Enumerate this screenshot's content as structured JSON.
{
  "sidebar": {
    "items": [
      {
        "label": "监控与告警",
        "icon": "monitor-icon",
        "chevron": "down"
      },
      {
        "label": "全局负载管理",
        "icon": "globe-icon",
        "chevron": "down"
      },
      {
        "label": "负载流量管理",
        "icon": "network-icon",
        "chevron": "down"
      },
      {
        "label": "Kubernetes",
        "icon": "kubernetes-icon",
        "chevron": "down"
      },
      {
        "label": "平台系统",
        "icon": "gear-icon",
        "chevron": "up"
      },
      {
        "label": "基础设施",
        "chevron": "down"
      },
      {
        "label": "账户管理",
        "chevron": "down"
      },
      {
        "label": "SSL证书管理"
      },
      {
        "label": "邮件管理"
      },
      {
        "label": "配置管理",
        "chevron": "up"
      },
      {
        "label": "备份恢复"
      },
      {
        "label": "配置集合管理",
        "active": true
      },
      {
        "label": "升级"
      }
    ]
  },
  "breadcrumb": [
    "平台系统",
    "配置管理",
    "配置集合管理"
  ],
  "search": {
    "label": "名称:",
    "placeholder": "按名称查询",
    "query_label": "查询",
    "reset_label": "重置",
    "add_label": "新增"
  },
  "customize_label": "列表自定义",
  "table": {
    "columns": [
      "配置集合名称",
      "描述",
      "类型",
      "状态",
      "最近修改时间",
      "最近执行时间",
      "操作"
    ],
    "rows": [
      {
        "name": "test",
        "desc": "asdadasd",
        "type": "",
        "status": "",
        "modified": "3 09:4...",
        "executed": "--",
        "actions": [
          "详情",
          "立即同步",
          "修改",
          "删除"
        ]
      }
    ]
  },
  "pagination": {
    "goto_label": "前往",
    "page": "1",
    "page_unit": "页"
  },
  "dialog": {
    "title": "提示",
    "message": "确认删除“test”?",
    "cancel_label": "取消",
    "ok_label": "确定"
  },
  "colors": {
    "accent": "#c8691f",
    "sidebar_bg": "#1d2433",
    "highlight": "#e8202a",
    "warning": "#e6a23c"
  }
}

•••••

• [Problem]:
Extract every line above exactly as it stands.

• [Exercise output]:
Enumerate this screenshot's content as structured JSON.
{
  "sidebar": {
    "items": [
      {
        "label": "监控与告警",
        "icon": "monitor-icon",
        "chevron": "down"
      },
      {
        "label": "全局负载管理",
        "icon": "globe-icon",
        "chevron": "down"
      },
      {
        "label": "负载流量管理",
        "icon": "network-icon",
        "chevron": "down"
      },
      {
        "label": "Kubernetes",
        "icon": "kubernetes-icon",
        "chevron": "down"
      },
      {
        "label": "平台系统",
        "icon": "gear-icon",
        "chevron": "up"
      },
      {
        "label": "基础设施",
        "chevron": "down"
      },
      {
        "label": "账户管理",
        "chevron": "down"
      },
      {
        "label": "SSL证书管理"
      },
      {
        "label": "邮件管理"
      },
      {
        "label": "配置管理",
        "chevron": "up"
      },
      {
        "label": "备份恢复"
      },
      {
        "label": "配置集合管理",
        "active": true
      },
      {
        "label": "升级"
      }
    ]
  },
  "breadcrumb": [
    "平台系统",
    "配置管理",
    "配置集合管理"
  ],
  "search": {
    "label": "名称:",
    "placeholder": "按名称查询",
    "query_label": "查询",
    "reset_label": "重置",
    "add_label": "新增"
  },
  "customize_label": "列表自定义",
  "table": {
    "columns": [
      "配置集合名称",
      "描述",
      "类型",
      "状态",
      "最近修改时间",
      "最近执行时间",
      "操作"
    ],
    "rows": [
      {
        "name": "test",
        "desc": "asdadasd",
        "type": "",
        "status": "",
        "modified": "3 09:4...",
        "executed": "--",
        "actions": [
          "详情",
          "立即同步",
          "修改",
          "删除"
        ]
      }
    ]
  },
  "pagination": {
    "goto_label": "前往",
    "page": "1",
    "page_unit": "页"
  },
  "dialog": {
    "title": "提示",
    "message": "确认删除“test”?",
    "cancel_label": "取消",
    "ok_label": "确定"
  },
  "colors": {
    "accent": "#c8691f",
    "sidebar_bg": "#1d2433",
    "highlight": "#e8202a",
    "warning": "#e6a23c"
  }
}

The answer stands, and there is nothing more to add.